(What is being asked)
Each entry below is to be printed verbatim.

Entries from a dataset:
---------------

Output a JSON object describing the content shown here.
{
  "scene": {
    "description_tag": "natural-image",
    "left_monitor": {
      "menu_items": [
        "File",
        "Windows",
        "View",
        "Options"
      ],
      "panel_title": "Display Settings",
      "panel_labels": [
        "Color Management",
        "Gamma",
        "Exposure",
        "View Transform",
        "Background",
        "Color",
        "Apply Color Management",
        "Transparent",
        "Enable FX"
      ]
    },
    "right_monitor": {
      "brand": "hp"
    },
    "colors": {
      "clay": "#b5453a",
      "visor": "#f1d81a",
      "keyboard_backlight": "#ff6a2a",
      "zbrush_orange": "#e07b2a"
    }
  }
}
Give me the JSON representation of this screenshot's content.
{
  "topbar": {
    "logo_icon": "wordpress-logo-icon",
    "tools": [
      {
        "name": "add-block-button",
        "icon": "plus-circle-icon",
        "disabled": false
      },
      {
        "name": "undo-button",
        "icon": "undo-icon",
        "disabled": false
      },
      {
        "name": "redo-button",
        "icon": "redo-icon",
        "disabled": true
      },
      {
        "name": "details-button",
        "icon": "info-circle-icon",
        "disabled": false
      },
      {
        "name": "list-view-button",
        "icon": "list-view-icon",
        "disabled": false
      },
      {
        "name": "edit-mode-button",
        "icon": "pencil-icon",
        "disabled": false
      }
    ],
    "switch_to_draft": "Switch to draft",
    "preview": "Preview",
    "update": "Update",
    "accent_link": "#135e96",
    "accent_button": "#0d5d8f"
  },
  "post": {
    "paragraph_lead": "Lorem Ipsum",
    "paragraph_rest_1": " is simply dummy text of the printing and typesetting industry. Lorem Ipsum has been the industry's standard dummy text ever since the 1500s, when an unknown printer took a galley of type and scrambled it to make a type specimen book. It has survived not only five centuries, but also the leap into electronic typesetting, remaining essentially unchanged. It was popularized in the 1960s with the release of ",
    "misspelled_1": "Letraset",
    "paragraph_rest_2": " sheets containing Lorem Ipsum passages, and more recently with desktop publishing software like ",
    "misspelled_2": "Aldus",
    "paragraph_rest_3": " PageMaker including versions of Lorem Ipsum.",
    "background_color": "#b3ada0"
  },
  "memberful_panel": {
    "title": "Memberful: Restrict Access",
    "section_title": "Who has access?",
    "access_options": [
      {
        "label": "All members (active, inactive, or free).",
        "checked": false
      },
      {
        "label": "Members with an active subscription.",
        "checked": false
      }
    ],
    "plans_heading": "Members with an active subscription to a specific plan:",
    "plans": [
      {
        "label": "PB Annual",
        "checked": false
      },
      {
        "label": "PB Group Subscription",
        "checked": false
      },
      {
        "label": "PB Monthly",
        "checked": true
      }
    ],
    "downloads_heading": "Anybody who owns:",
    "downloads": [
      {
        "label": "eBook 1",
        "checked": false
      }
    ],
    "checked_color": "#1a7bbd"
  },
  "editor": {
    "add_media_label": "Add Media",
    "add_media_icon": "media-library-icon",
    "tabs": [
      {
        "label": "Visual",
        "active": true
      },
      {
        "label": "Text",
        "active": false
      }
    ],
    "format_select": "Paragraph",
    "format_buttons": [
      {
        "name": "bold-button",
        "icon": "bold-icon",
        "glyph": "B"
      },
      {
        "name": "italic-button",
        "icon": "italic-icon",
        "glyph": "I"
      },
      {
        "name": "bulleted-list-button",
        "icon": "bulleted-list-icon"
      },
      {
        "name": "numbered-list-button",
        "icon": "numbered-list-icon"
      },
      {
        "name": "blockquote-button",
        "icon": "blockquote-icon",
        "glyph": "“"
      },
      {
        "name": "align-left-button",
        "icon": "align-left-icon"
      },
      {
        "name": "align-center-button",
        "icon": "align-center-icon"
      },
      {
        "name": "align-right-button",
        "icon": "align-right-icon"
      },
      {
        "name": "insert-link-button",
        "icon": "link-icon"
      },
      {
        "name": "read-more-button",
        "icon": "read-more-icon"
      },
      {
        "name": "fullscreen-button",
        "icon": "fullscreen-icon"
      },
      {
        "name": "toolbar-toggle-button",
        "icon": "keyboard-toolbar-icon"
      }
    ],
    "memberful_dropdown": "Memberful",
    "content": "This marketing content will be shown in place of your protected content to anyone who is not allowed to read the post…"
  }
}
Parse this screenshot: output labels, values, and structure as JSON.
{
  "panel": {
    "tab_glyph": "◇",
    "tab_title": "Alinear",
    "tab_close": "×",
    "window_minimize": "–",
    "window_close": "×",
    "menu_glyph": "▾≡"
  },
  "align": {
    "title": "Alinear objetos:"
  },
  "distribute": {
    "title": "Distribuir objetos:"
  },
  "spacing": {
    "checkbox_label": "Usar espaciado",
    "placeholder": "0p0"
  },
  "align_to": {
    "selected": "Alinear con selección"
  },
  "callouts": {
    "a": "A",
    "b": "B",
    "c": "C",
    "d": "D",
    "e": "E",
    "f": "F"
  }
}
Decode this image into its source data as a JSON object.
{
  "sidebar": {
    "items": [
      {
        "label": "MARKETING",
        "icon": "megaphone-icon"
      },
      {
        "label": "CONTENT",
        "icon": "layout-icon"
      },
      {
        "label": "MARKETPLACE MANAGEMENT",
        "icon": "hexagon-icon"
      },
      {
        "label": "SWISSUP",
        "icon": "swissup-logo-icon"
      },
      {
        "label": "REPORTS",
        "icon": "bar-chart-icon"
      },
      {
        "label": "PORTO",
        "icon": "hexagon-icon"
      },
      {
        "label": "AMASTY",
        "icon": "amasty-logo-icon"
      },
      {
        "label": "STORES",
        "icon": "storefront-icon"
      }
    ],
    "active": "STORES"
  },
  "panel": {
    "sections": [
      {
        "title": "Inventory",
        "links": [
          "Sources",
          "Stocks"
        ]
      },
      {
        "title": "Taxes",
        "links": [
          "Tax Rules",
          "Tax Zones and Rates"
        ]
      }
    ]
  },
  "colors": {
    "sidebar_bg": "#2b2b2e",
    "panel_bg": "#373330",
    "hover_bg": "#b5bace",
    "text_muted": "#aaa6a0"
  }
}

---------------

(Written answer)
Output a JSON object describing the content shown here.
{
  "scene": {
    "description_tag": "natural-image",
    "left_monitor": {
      "menu_items": [
        "File",
        "Windows",
        "View",
        "Options"
      ],
      "panel_title": "Display Settings",
      "panel_labels": [
        "Color Management",
        "Gamma",
        "Exposure",
        "View Transform",
        "Background",
        "Color",
        "Apply Color Management",
        "Transparent",
        "Enable FX"
      ]
    },
    "right_monitor": {
      "brand": "hp"
    },
    "colors": {
      "clay": "#b5453a",
      "visor": "#f1d81a",
      "keyboard_backlight": "#ff6a2a",
      "zbrush_orange": "#e07b2a"
    }
  }
}
Give me the JSON representation of this screenshot's content.
{
  "topbar": {
    "logo_icon": "wordpress-logo-icon",
    "tools": [
      {
        "name": "add-block-button",
        "icon": "plus-circle-icon",
        "disabled": false
      },
      {
        "name": "undo-button",
        "icon": "undo-icon",
        "disabled": false
      },
      {
        "name": "redo-button",
        "icon": "redo-icon",
        "disabled": true
      },
      {
        "name": "details-button",
        "icon": "info-circle-icon",
        "disabled": false
      },
      {
        "name": "list-view-button",
        "icon": "list-view-icon",
        "disabled": false
      },
      {
        "name": "edit-mode-button",
        "icon": "pencil-icon",
        "disabled": false
      }
    ],
    "switch_to_draft": "Switch to draft",
    "preview": "Preview",
    "update": "Update",
    "accent_link": "#135e96",
    "accent_button": "#0d5d8f"
  },
  "post": {
    "paragraph_lead": "Lorem Ipsum",
    "paragraph_rest_1": " is simply dummy text of the printing and typesetting industry. Lorem Ipsum has been the industry's standard dummy text ever since the 1500s, when an unknown printer took a galley of type and scrambled it to make a type specimen book. It has survived not only five centuries, but also the leap into electronic typesetting, remaining essentially unchanged. It was popularized in the 1960s with the release of ",
    "misspelled_1": "Letraset",
    "paragraph_rest_2": " sheets containing Lorem Ipsum passages, and more recently with desktop publishing software like ",
    "misspelled_2": "Aldus",
    "paragraph_rest_3": " PageMaker including versions of Lorem Ipsum.",
    "background_color": "#b3ada0"
  },
  "memberful_panel": {
    "title": "Memberful: Restrict Access",
    "section_title": "Who has access?",
    "access_options": [
      {
        "label": "All members (active, inactive, or free).",
        "checked": false
      },
      {
        "label": "Members with an active subscription.",
        "checked": false
      }
    ],
    "plans_heading": "Members with an active subscription to a specific plan:",
    "plans": [
      {
        "label": "PB Annual",
        "checked": false
      },
      {
        "label": "PB Group Subscription",
        "checked": false
      },
      {
        "label": "PB Monthly",
        "checked": true
      }
    ],
    "downloads_heading": "Anybody who owns:",
    "downloads": [
      {
        "label": "eBook 1",
        "checked": false
      }
    ],
    "checked_color": "#1a7bbd"
  },
  "editor": {
    "add_media_label": "Add Media",
    "add_media_icon": "media-library-icon",
    "tabs": [
      {
        "label": "Visual",
        "active": true
      },
      {
        "label": "Text",
        "active": false
      }
    ],
    "format_select": "Paragraph",
    "format_buttons": [
      {
        "name": "bold-button",
        "icon": "bold-icon",
        "glyph": "B"
      },
      {
        "name": "italic-button",
        "icon": "italic-icon",
        "glyph": "I"
      },
      {
        "name": "bulleted-list-button",
        "icon": "bulleted-list-icon"
      },
      {
        "name": "numbered-list-button",
        "icon": "numbered-list-icon"
      },
      {
        "name": "blockquote-button",
        "icon": "blockquote-icon",
        "glyph": "“"
      },
      {
        "name": "align-left-button",
        "icon": "align-left-icon"
      },
      {
        "name": "align-center-button",
        "icon": "align-center-icon"
      },
      {
        "name": "align-right-button",
        "icon": "align-right-icon"
      },
      {
        "name": "insert-link-button",
        "icon": "link-icon"
      },
      {
        "name": "read-more-button",
        "icon": "read-more-icon"
      },
      {
        "name": "fullscreen-button",
        "icon": "fullscreen-icon"
      },
      {
        "name": "toolbar-toggle-button",
        "icon": "keyboard-toolbar-icon"
      }
    ],
    "memberful_dropdown": "Memberful",
    "content": "This marketing content will be shown in place of your protected content to anyone who is not allowed to read the post…"
  }
}
Parse this screenshot: output labels, values, and structure as JSON.
{
  "panel": {
    "tab_glyph": "◇",
    "tab_title": "Alinear",
    "tab_close": "×",
    "window_minimize": "–",
    "window_close": "×",
    "menu_glyph": "▾≡"
  },
  "align": {
    "title": "Alinear objetos:"
  },
  "distribute": {
    "title": "Distribuir objetos:"
  },
  "spacing": {
    "checkbox_label": "Usar espaciado",
    "placeholder": "0p0"
  },
  "align_to": {
    "selected": "Alinear con selección"
  },
  "callouts": {
    "a": "A",
    "b": "B",
    "c": "C",
    "d": "D",
    "e": "E",
    "f": "F"
  }
}
Decode this image into its source data as a JSON object.
{
  "sidebar": {
    "items": [
      {
        "label": "MARKETING",
        "icon": "megaphone-icon"
      },
      {
        "label": "CONTENT",
        "icon": "layout-icon"
      },
      {
        "label": "MARKETPLACE MANAGEMENT",
        "icon": "hexagon-icon"
      },
      {
        "label": "SWISSUP",
        "icon": "swissup-logo-icon"
      },
      {
        "label": "REPORTS",
        "icon": "bar-chart-icon"
      },
      {
        "label": "PORTO",
        "icon": "hexagon-icon"
      },
      {
        "label": "AMASTY",
        "icon": "amasty-logo-icon"
      },
      {
        "label": "STORES",
        "icon": "storefront-icon"
      }
    ],
    "active": "STORES"
  },
  "panel": {
    "sections": [
      {
        "title": "Inventory",
        "links": [
          "Sources",
          "Stocks"
        ]
      },
      {
        "title": "Taxes",
        "links": [
          "Tax Rules",
          "Tax Zones and Rates"
        ]
      }
    ]
  },
  "colors": {
    "sidebar_bg": "#2b2b2e",
    "panel_bg": "#373330",
    "hover_bg": "#b5bace",
    "text_muted": "#aaa6a0"
  }
}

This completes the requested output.